*INSTRUCTIONS FOR THE TASK*: Find the word "Date" in the data. Return every line where it appears.

*RECORDS SHOWN*:
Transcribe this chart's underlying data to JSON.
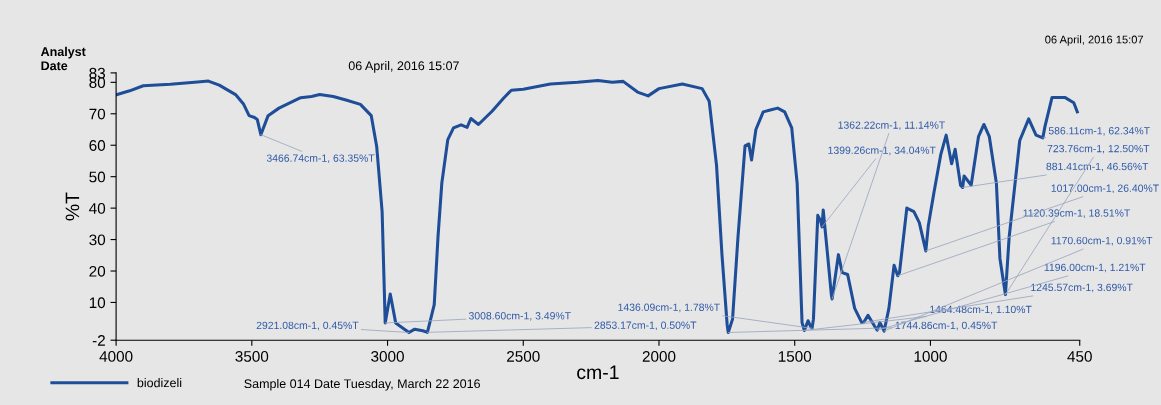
{
  "chart_data": {
    "type": "line",
    "xlabel": "cm-1",
    "ylabel": "%T",
    "xlim": [
      4000,
      450
    ],
    "ylim": [
      -2,
      83
    ],
    "xticks": [
      4000,
      3500,
      3000,
      2500,
      2000,
      1500,
      1000,
      450
    ],
    "yticks": [
      -2,
      10,
      20,
      30,
      40,
      50,
      60,
      70,
      80,
      83
    ],
    "grid": false,
    "legend": "bottom",
    "marker": "none",
    "line_style": "solid",
    "series": [
      {
        "name": "biodizeli",
        "color": "#1f4e99",
        "x": [
          4000,
          3950,
          3900,
          3800,
          3700,
          3660,
          3620,
          3560,
          3530,
          3510,
          3490,
          3480,
          3466.74,
          3440,
          3400,
          3320,
          3280,
          3250,
          3200,
          3150,
          3100,
          3060,
          3040,
          3020,
          3008.6,
          2990,
          2970,
          2921.08,
          2900,
          2870,
          2853.17,
          2828,
          2814,
          2800,
          2778,
          2757,
          2729,
          2707,
          2693,
          2665,
          2615,
          2572,
          2544,
          2500,
          2400,
          2300,
          2225,
          2172,
          2132,
          2079,
          2040,
          2000,
          1914,
          1841,
          1815,
          1788,
          1768,
          1749,
          1744.86,
          1729,
          1709,
          1683,
          1669,
          1659,
          1643,
          1616,
          1590,
          1563,
          1537,
          1511,
          1491,
          1473,
          1464.48,
          1451,
          1442,
          1436.09,
          1431,
          1415,
          1405,
          1399.26,
          1395,
          1378,
          1365,
          1362.22,
          1339,
          1325,
          1305,
          1279,
          1253,
          1245.57,
          1230,
          1206,
          1196,
          1186,
          1170.6,
          1153,
          1134,
          1120.39,
          1114,
          1087,
          1061,
          1041,
          1017,
          1008,
          988,
          962,
          942,
          922,
          909,
          889,
          881.41,
          876,
          850,
          823,
          803,
          783,
          757,
          744,
          723.76,
          710,
          671,
          638,
          611,
          586.11,
          578,
          552,
          505,
          472,
          459
        ],
        "values": [
          76,
          77.3,
          78.9,
          79.4,
          80.1,
          80.4,
          79.1,
          76.1,
          73,
          69.4,
          68.8,
          68.2,
          63.35,
          69.4,
          71.8,
          75.1,
          75.5,
          76.1,
          75.5,
          74.3,
          73,
          69.4,
          59.6,
          38.9,
          3.49,
          12.7,
          3.5,
          0.45,
          1.5,
          1,
          0.5,
          9.3,
          31,
          48,
          61.8,
          65.5,
          66.5,
          65.7,
          68.5,
          66.6,
          70.8,
          75,
          77.5,
          77.8,
          79.5,
          80,
          80.6,
          80,
          80.3,
          76.9,
          75.7,
          78,
          79.5,
          78,
          74,
          53.6,
          25.2,
          3,
          0.45,
          4.7,
          30.8,
          59.8,
          60.4,
          55.3,
          65,
          70.6,
          71.2,
          71.8,
          70.6,
          65.5,
          47.9,
          3.6,
          1.1,
          4.2,
          2.5,
          1.78,
          4.7,
          37.7,
          36,
          34.04,
          39.4,
          24.3,
          12.4,
          11.14,
          25.2,
          19.5,
          18.9,
          8.1,
          3.6,
          3.69,
          5.9,
          2.5,
          1.21,
          3.6,
          0.91,
          8.1,
          21.8,
          18.51,
          19.5,
          40,
          38.9,
          35.4,
          26.4,
          34.3,
          44.5,
          57,
          63.2,
          54.1,
          58.7,
          47.3,
          46.56,
          50.2,
          47.3,
          62.7,
          66.6,
          62.7,
          47.9,
          24,
          12.5,
          30.8,
          61.5,
          68.4,
          63.2,
          62.34,
          66,
          75.2,
          75.2,
          73.5,
          70.6
        ]
      }
    ],
    "annotations": [
      "Analyst",
      "Date",
      "06 April, 2016 15:07",
      "06 April, 2016 15:07",
      "Sample 014 Date Tuesday, March 22 2016",
      {
        "text": "3466.74cm-1, 63.35%T",
        "x": 3466.74,
        "y": 63.35
      },
      {
        "text": "3008.60cm-1, 3.49%T",
        "x": 3008.6,
        "y": 3.49
      },
      {
        "text": "2921.08cm-1, 0.45%T",
        "x": 2921.08,
        "y": 0.45
      },
      {
        "text": "2853.17cm-1, 0.50%T",
        "x": 2853.17,
        "y": 0.5
      },
      {
        "text": "1744.86cm-1, 0.45%T",
        "x": 1744.86,
        "y": 0.45
      },
      {
        "text": "1464.48cm-1, 1.10%T",
        "x": 1464.48,
        "y": 1.1
      },
      {
        "text": "1436.09cm-1, 1.78%T",
        "x": 1436.09,
        "y": 1.78
      },
      {
        "text": "1399.26cm-1, 34.04%T",
        "x": 1399.26,
        "y": 34.04
      },
      {
        "text": "1362.22cm-1, 11.14%T",
        "x": 1362.22,
        "y": 11.14
      },
      {
        "text": "1245.57cm-1, 3.69%T",
        "x": 1245.57,
        "y": 3.69
      },
      {
        "text": "1196.00cm-1, 1.21%T",
        "x": 1196,
        "y": 1.21
      },
      {
        "text": "1170.60cm-1, 0.91%T",
        "x": 1170.6,
        "y": 0.91
      },
      {
        "text": "1120.39cm-1, 18.51%T",
        "x": 1120.39,
        "y": 18.51
      },
      {
        "text": "1017.00cm-1, 26.40%T",
        "x": 1017,
        "y": 26.4
      },
      {
        "text": "881.41cm-1, 46.56%T",
        "x": 881.41,
        "y": 46.56
      },
      {
        "text": "723.76cm-1, 12.50%T",
        "x": 723.76,
        "y": 12.5
      },
      {
        "text": "586.11cm-1, 62.34%T",
        "x": 586.11,
        "y": 62.34
      }
    ]
  }
}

*EXERCISE SOLUTION*:
      "Date",
      "Sample 014 Date Tuesday, March 22 2016",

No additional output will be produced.